[Records that describe figures]
************

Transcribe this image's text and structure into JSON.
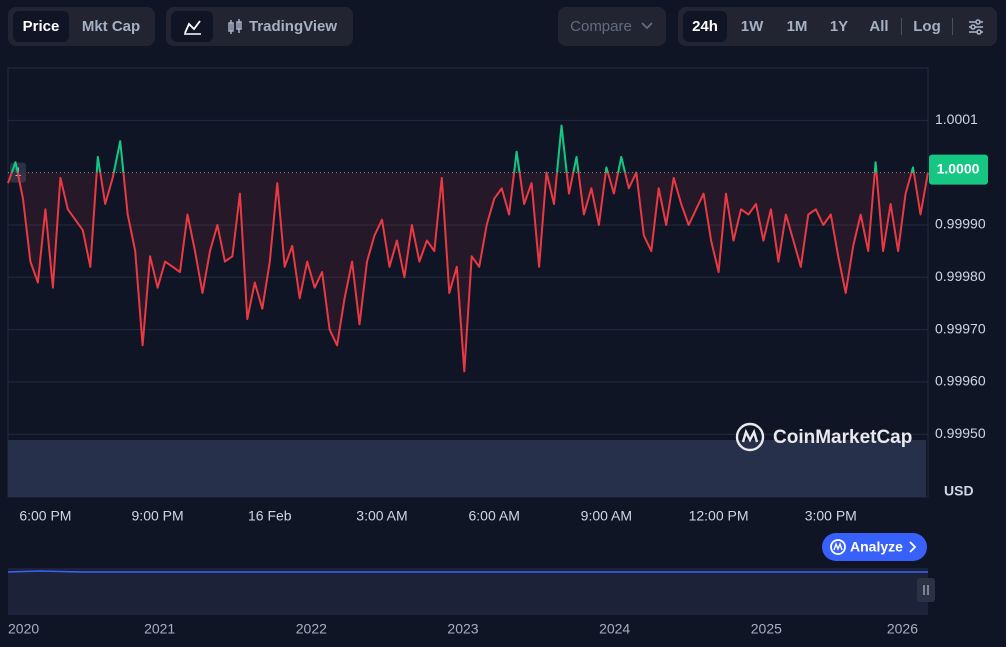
{
  "toolbar": {
    "metrics": [
      "Price",
      "Mkt Cap"
    ],
    "chart_mode": "TradingView",
    "compare": "Compare",
    "ranges": [
      "24h",
      "1W",
      "1M",
      "1Y",
      "All"
    ],
    "log": "Log"
  },
  "chart_data": {
    "type": "line",
    "values": [
      0.99998,
      1.00002,
      0.99995,
      0.99983,
      0.99979,
      0.99993,
      0.99978,
      0.99999,
      0.99993,
      0.99991,
      0.99989,
      0.99982,
      1.00003,
      0.99994,
      0.99999,
      1.00006,
      0.99992,
      0.99985,
      0.99967,
      0.99984,
      0.99978,
      0.99983,
      0.99982,
      0.99981,
      0.99992,
      0.99985,
      0.99977,
      0.99985,
      0.9999,
      0.99983,
      0.99984,
      0.99996,
      0.99972,
      0.99979,
      0.99974,
      0.99983,
      0.99998,
      0.99982,
      0.99986,
      0.99976,
      0.99983,
      0.99978,
      0.99981,
      0.9997,
      0.99967,
      0.99976,
      0.99983,
      0.99971,
      0.99983,
      0.99988,
      0.99991,
      0.99982,
      0.99987,
      0.9998,
      0.9999,
      0.99983,
      0.99987,
      0.99985,
      0.99999,
      0.99977,
      0.99982,
      0.99962,
      0.99984,
      0.99982,
      0.9999,
      0.99995,
      0.99997,
      0.99992,
      1.00004,
      0.99994,
      0.99998,
      0.99982,
      1.0,
      0.99994,
      1.00009,
      0.99996,
      1.00003,
      0.99992,
      0.99997,
      0.9999,
      1.00001,
      0.99996,
      1.00003,
      0.99997,
      1.0,
      0.99988,
      0.99985,
      0.99997,
      0.9999,
      0.99999,
      0.99994,
      0.9999,
      0.99993,
      0.99996,
      0.99987,
      0.99981,
      0.99996,
      0.99987,
      0.99993,
      0.99992,
      0.99994,
      0.99987,
      0.99993,
      0.99983,
      0.99992,
      0.99987,
      0.99982,
      0.99992,
      0.99993,
      0.9999,
      0.99992,
      0.99984,
      0.99977,
      0.99986,
      0.99992,
      0.99985,
      1.00002,
      0.99985,
      0.99994,
      0.99985,
      0.99996,
      1.00001,
      0.99992,
      1.0
    ],
    "xlim": [
      0,
      123
    ],
    "xticks": [
      {
        "value": 5,
        "label": "6:00 PM"
      },
      {
        "value": 20,
        "label": "9:00 PM"
      },
      {
        "value": 35,
        "label": "16 Feb"
      },
      {
        "value": 50,
        "label": "3:00 AM"
      },
      {
        "value": 65,
        "label": "6:00 AM"
      },
      {
        "value": 80,
        "label": "9:00 AM"
      },
      {
        "value": 95,
        "label": "12:00 PM"
      },
      {
        "value": 110,
        "label": "3:00 PM"
      }
    ],
    "ylim": [
      0.99938,
      1.0002
    ],
    "yticks": [
      1.0001,
      {
        "value": 0.9999,
        "label": "0.99990"
      },
      {
        "value": 0.9998,
        "label": "0.99980"
      },
      {
        "value": 0.9997,
        "label": "0.99970"
      },
      {
        "value": 0.9996,
        "label": "0.99960"
      },
      {
        "value": 0.9995,
        "label": "0.99950"
      }
    ],
    "y_unit": "USD",
    "current_price": {
      "value": 1,
      "label": "1.0000"
    },
    "baseline_marker": "1",
    "colors": {
      "up": "#16c784",
      "down": "#ea3943"
    },
    "grid": true
  },
  "watermark": "CoinMarketCap",
  "analyze_button": "Analyze",
  "navigator": {
    "labels": [
      "2020",
      "2021",
      "2022",
      "2023",
      "2024",
      "2025",
      "2026"
    ]
  }
}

************

Short task>
Without the pictures, write out all of the material exactly.

Answer below>
Transcribe this image's text and structure into JSON.
{
  "toolbar": {
    "metrics": [
      "Price",
      "Mkt Cap"
    ],
    "chart_mode": "TradingView",
    "compare": "Compare",
    "ranges": [
      "24h",
      "1W",
      "1M",
      "1Y",
      "All"
    ],
    "log": "Log"
  },
  "chart_data": {
    "type": "line",
    "values": [
      0.99998,
      1.00002,
      0.99995,
      0.99983,
      0.99979,
      0.99993,
      0.99978,
      0.99999,
      0.99993,
      0.99991,
      0.99989,
      0.99982,
      1.00003,
      0.99994,
      0.99999,
      1.00006,
      0.99992,
      0.99985,
      0.99967,
      0.99984,
      0.99978,
      0.99983,
      0.99982,
      0.99981,
      0.99992,
      0.99985,
      0.99977,
      0.99985,
      0.9999,
      0.99983,
      0.99984,
      0.99996,
      0.99972,
      0.99979,
      0.99974,
      0.99983,
      0.99998,
      0.99982,
      0.99986,
      0.99976,
      0.99983,
      0.99978,
      0.99981,
      0.9997,
      0.99967,
      0.99976,
      0.99983,
      0.99971,
      0.99983,
      0.99988,
      0.99991,
      0.99982,
      0.99987,
      0.9998,
      0.9999,
      0.99983,
      0.99987,
      0.99985,
      0.99999,
      0.99977,
      0.99982,
      0.99962,
      0.99984,
      0.99982,
      0.9999,
      0.99995,
      0.99997,
      0.99992,
      1.00004,
      0.99994,
      0.99998,
      0.99982,
      1.0,
      0.99994,
      1.00009,
      0.99996,
      1.00003,
      0.99992,
      0.99997,
      0.9999,
      1.00001,
      0.99996,
      1.00003,
      0.99997,
      1.0,
      0.99988,
      0.99985,
      0.99997,
      0.9999,
      0.99999,
      0.99994,
      0.9999,
      0.99993,
      0.99996,
      0.99987,
      0.99981,
      0.99996,
      0.99987,
      0.99993,
      0.99992,
      0.99994,
      0.99987,
      0.99993,
      0.99983,
      0.99992,
      0.99987,
      0.99982,
      0.99992,
      0.99993,
      0.9999,
      0.99992,
      0.99984,
      0.99977,
      0.99986,
      0.99992,
      0.99985,
      1.00002,
      0.99985,
      0.99994,
      0.99985,
      0.99996,
      1.00001,
      0.99992,
      1.0
    ],
    "xlim": [
      0,
      123
    ],
    "xticks": [
      {
        "value": 5,
        "label": "6:00 PM"
      },
      {
        "value": 20,
        "label": "9:00 PM"
      },
      {
        "value": 35,
        "label": "16 Feb"
      },
      {
        "value": 50,
        "label": "3:00 AM"
      },
      {
        "value": 65,
        "label": "6:00 AM"
      },
      {
        "value": 80,
        "label": "9:00 AM"
      },
      {
        "value": 95,
        "label": "12:00 PM"
      },
      {
        "value": 110,
        "label": "3:00 PM"
      }
    ],
    "ylim": [
      0.99938,
      1.0002
    ],
    "yticks": [
      1.0001,
      {
        "value": 0.9999,
        "label": "0.99990"
      },
      {
        "value": 0.9998,
        "label": "0.99980"
      },
      {
        "value": 0.9997,
        "label": "0.99970"
      },
      {
        "value": 0.9996,
        "label": "0.99960"
      },
      {
        "value": 0.9995,
        "label": "0.99950"
      }
    ],
    "y_unit": "USD",
    "current_price": {
      "value": 1,
      "label": "1.0000"
    },
    "baseline_marker": "1",
    "colors": {
      "up": "#16c784",
      "down": "#ea3943"
    },
    "grid": true
  },
  "watermark": "CoinMarketCap",
  "analyze_button": "Analyze",
  "navigator": {
    "labels": [
      "2020",
      "2021",
      "2022",
      "2023",
      "2024",
      "2025",
      "2026"
    ]
  }
}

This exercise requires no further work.